◆ Short exercise
Print the entire listing. Each line must match the original exactly.

#####

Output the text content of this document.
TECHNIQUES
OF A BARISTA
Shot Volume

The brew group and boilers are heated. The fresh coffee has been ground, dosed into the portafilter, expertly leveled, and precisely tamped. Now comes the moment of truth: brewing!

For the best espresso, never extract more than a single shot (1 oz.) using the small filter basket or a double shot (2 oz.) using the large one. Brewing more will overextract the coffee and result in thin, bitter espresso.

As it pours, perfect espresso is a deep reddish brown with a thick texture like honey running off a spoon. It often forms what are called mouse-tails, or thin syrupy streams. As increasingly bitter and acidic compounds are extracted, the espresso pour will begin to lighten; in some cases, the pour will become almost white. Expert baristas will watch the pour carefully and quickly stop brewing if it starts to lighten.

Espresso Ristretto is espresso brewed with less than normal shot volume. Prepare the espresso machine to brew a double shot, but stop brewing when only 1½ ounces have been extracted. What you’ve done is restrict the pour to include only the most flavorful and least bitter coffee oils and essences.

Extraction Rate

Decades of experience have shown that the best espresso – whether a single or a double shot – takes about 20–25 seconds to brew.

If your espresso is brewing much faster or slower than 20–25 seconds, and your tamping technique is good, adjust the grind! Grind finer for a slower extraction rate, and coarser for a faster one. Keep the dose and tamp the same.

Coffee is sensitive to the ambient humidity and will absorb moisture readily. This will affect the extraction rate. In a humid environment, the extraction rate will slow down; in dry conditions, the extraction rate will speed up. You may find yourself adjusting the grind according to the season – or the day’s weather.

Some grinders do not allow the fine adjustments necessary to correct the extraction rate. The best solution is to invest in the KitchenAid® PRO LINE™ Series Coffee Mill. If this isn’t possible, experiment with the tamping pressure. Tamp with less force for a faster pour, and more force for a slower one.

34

#####

◆ Written answer
Output the text content of this document.
TECHNIQUES
OF A BARISTA
Shot Volume

The brew group and boilers are heated. The fresh coffee has been ground, dosed into the portafilter, expertly leveled, and precisely tamped. Now comes the moment of truth: brewing!

For the best espresso, never extract more than a single shot (1 oz.) using the small filter basket or a double shot (2 oz.) using the large one. Brewing more will overextract the coffee and result in thin, bitter espresso.

As it pours, perfect espresso is a deep reddish brown with a thick texture like honey running off a spoon. It often forms what are called mouse-tails, or thin syrupy streams. As increasingly bitter and acidic compounds are extracted, the espresso pour will begin to lighten; in some cases, the pour will become almost white. Expert baristas will watch the pour carefully and quickly stop brewing if it starts to lighten.

Espresso Ristretto is espresso brewed with less than normal shot volume. Prepare the espresso machine to brew a double shot, but stop brewing when only 1½ ounces have been extracted. What you’ve done is restrict the pour to include only the most flavorful and least bitter coffee oils and essences.

Extraction Rate

Decades of experience have shown that the best espresso – whether a single or a double shot – takes about 20–25 seconds to brew.

If your espresso is brewing much faster or slower than 20–25 seconds, and your tamping technique is good, adjust the grind! Grind finer for a slower extraction rate, and coarser for a faster one. Keep the dose and tamp the same.

Coffee is sensitive to the ambient humidity and will absorb moisture readily. This will affect the extraction rate. In a humid environment, the extraction rate will slow down; in dry conditions, the extraction rate will speed up. You may find yourself adjusting the grind according to the season – or the day’s weather.

Some grinders do not allow the fine adjustments necessary to correct the extraction rate. The best solution is to invest in the KitchenAid® PRO LINE™ Series Coffee Mill. If this isn’t possible, experiment with the tamping pressure. Tamp with less force for a faster pour, and more force for a slower one.

34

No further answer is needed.